Copy all lines below exactly as written. Leave pictures out.

»»

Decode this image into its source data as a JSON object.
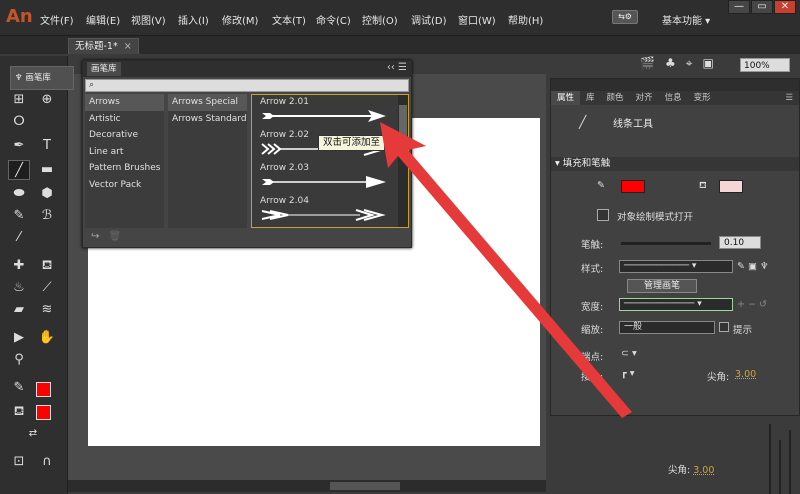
{
  "app": {
    "logo": "An"
  },
  "menu": {
    "items": [
      "文件(F)",
      "编辑(E)",
      "视图(V)",
      "插入(I)",
      "修改(M)",
      "文本(T)",
      "命令(C)",
      "控制(O)",
      "调试(D)",
      "窗口(W)",
      "帮助(H)"
    ],
    "workspace": "基本功能"
  },
  "window_buttons": {
    "minimize": "—",
    "restore": "▭",
    "close": "✕"
  },
  "document": {
    "tab_title": "无标题-1*",
    "tab_close": "×",
    "zoom": "100%"
  },
  "brush_library_tab": {
    "label": "画笔库"
  },
  "brush_panel": {
    "title": "画笔库",
    "collapse": "‹‹",
    "menu": "☰",
    "search_icon": "⌕",
    "categories": [
      "Arrows",
      "Artistic",
      "Decorative",
      "Line art",
      "Pattern Brushes",
      "Vector Pack"
    ],
    "selected_category": "Arrows",
    "subcategories": [
      "Arrows Special",
      "Arrows Standard"
    ],
    "selected_subcategory": "Arrows Special",
    "brushes": [
      "Arrow 2.01",
      "Arrow 2.02",
      "Arrow 2.03",
      "Arrow 2.04"
    ],
    "tooltip": "双击可添加至"
  },
  "properties": {
    "tabs": [
      "属性",
      "库",
      "颜色",
      "对齐",
      "信息",
      "变形"
    ],
    "active_tab": "属性",
    "tool_name": "线条工具",
    "section_fill_stroke": "填充和笔触",
    "stroke_color": "#ff0000",
    "object_draw_mode": "对象绘制模式打开",
    "stroke_label": "笔触:",
    "stroke_value": "0.10",
    "style_label": "样式:",
    "manage_brushes": "管理画笔",
    "width_label": "宽度:",
    "scale_label": "缩放:",
    "scale_value": "一般",
    "hint_label": "提示",
    "cap_label": "端点:",
    "join_label": "接合:",
    "miter_label": "尖角:",
    "miter_value": "3.00"
  },
  "status": {
    "miter_label": "尖角:",
    "miter_value": "3.00"
  },
  "colors": {
    "accent_red": "#ff0000",
    "highlight_border": "#c8a030",
    "annotation_arrow": "#e63a3a"
  }
}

««

# Expected output
Decode this image into its source data as a JSON object.
{
  "app": {
    "logo": "An"
  },
  "menu": {
    "items": [
      "文件(F)",
      "编辑(E)",
      "视图(V)",
      "插入(I)",
      "修改(M)",
      "文本(T)",
      "命令(C)",
      "控制(O)",
      "调试(D)",
      "窗口(W)",
      "帮助(H)"
    ],
    "workspace": "基本功能"
  },
  "window_buttons": {
    "minimize": "—",
    "restore": "▭",
    "close": "✕"
  },
  "document": {
    "tab_title": "无标题-1*",
    "tab_close": "×",
    "zoom": "100%"
  },
  "brush_library_tab": {
    "label": "画笔库"
  },
  "brush_panel": {
    "title": "画笔库",
    "collapse": "‹‹",
    "menu": "☰",
    "search_icon": "⌕",
    "categories": [
      "Arrows",
      "Artistic",
      "Decorative",
      "Line art",
      "Pattern Brushes",
      "Vector Pack"
    ],
    "selected_category": "Arrows",
    "subcategories": [
      "Arrows Special",
      "Arrows Standard"
    ],
    "selected_subcategory": "Arrows Special",
    "brushes": [
      "Arrow 2.01",
      "Arrow 2.02",
      "Arrow 2.03",
      "Arrow 2.04"
    ],
    "tooltip": "双击可添加至"
  },
  "properties": {
    "tabs": [
      "属性",
      "库",
      "颜色",
      "对齐",
      "信息",
      "变形"
    ],
    "active_tab": "属性",
    "tool_name": "线条工具",
    "section_fill_stroke": "填充和笔触",
    "stroke_color": "#ff0000",
    "object_draw_mode": "对象绘制模式打开",
    "stroke_label": "笔触:",
    "stroke_value": "0.10",
    "style_label": "样式:",
    "manage_brushes": "管理画笔",
    "width_label": "宽度:",
    "scale_label": "缩放:",
    "scale_value": "一般",
    "hint_label": "提示",
    "cap_label": "端点:",
    "join_label": "接合:",
    "miter_label": "尖角:",
    "miter_value": "3.00"
  },
  "status": {
    "miter_label": "尖角:",
    "miter_value": "3.00"
  },
  "colors": {
    "accent_red": "#ff0000",
    "highlight_border": "#c8a030",
    "annotation_arrow": "#e63a3a"
  }
}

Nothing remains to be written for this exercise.